Locate the string "game" in the records below. Copy every line where it occurs.

--- begin Supplied records ---

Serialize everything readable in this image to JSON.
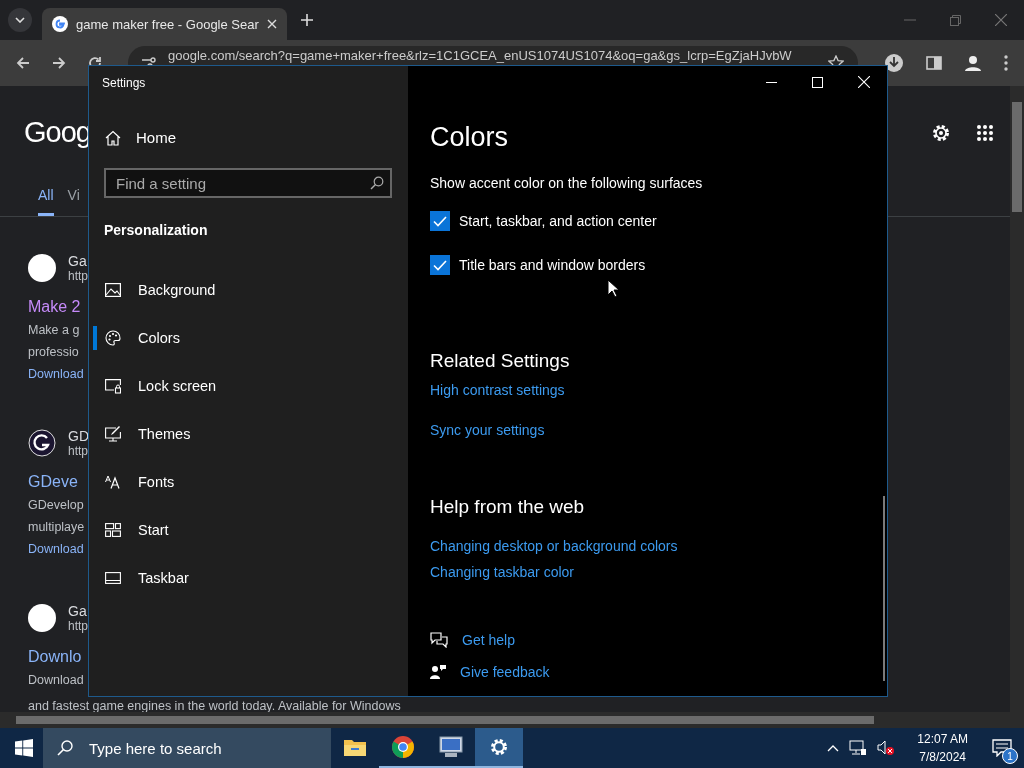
{
  "browser": {
    "tab": {
      "title": "game maker free - Google Sear"
    },
    "address_bar": {
      "url": "google.com/search?q=game+maker+free&rlz=1C1GCEA_enUS1074US1074&oq=ga&gs_lcrp=EgZjaHJvbW"
    },
    "page": {
      "logo": "Goog",
      "tabs": [
        {
          "label": "All",
          "selected": true
        },
        {
          "label": "Vi",
          "selected": false
        }
      ],
      "results": [
        {
          "kind": "blank",
          "site": "Ga",
          "url": "http",
          "title": "Make 2",
          "visited": true,
          "snippet": [
            "Make a g",
            "professio"
          ],
          "link": "Download"
        },
        {
          "kind": "logo",
          "site": "GD",
          "url": "http",
          "title": "GDeve",
          "visited": false,
          "snippet": [
            "GDevelop",
            "multiplaye"
          ],
          "link": "Download"
        },
        {
          "kind": "blank",
          "site": "Ga",
          "url": "http",
          "title": "Downlo",
          "visited": false,
          "snippet": [
            "Download",
            "and fastest game engines in the world today. Available for Windows"
          ]
        }
      ]
    }
  },
  "settings": {
    "window": {
      "title": "Settings"
    },
    "nav": {
      "home": "Home",
      "search": {
        "placeholder": "Find a setting"
      },
      "section": "Personalization",
      "items": [
        {
          "kind": "background",
          "label": "Background",
          "selected": false
        },
        {
          "kind": "colors",
          "label": "Colors",
          "selected": true
        },
        {
          "kind": "lock",
          "label": "Lock screen",
          "selected": false
        },
        {
          "kind": "themes",
          "label": "Themes",
          "selected": false
        },
        {
          "kind": "fonts",
          "label": "Fonts",
          "selected": false
        },
        {
          "kind": "start",
          "label": "Start",
          "selected": false
        },
        {
          "kind": "taskbar",
          "label": "Taskbar",
          "selected": false
        }
      ]
    },
    "content": {
      "heading": "Colors",
      "subheading": "Show accent color on the following surfaces",
      "checkboxes": [
        {
          "label": "Start, taskbar, and action center",
          "checked": true
        },
        {
          "label": "Title bars and window borders",
          "checked": true
        }
      ],
      "related": {
        "heading": "Related Settings",
        "links": [
          "High contrast settings",
          "Sync your settings"
        ]
      },
      "help": {
        "heading": "Help from the web",
        "links": [
          "Changing desktop or background colors",
          "Changing taskbar color"
        ]
      },
      "actions": [
        {
          "kind": "help",
          "label": "Get help"
        },
        {
          "kind": "feedback",
          "label": "Give feedback"
        }
      ]
    }
  },
  "taskbar": {
    "search": {
      "placeholder": "Type here to search"
    },
    "apps": [
      {
        "kind": "explorer",
        "running": false,
        "selected": false
      },
      {
        "kind": "chrome",
        "running": true,
        "selected": false
      },
      {
        "kind": "monitor",
        "running": true,
        "selected": false
      },
      {
        "kind": "settings",
        "running": true,
        "selected": true
      }
    ],
    "clock": {
      "time": "12:07 AM",
      "date": "7/8/2024"
    },
    "notifications": {
      "count": "1"
    }
  }
}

--- end Supplied records ---

**Final result**
      "title": "game maker free - Google Sear"
      "url": "google.com/search?q=game+maker+free&rlz=1C1GCEA_enUS1074US1074&oq=ga&gs_lcrp=EgZjaHJvbW"
            "and fastest game engines in the world today. Available for Windows"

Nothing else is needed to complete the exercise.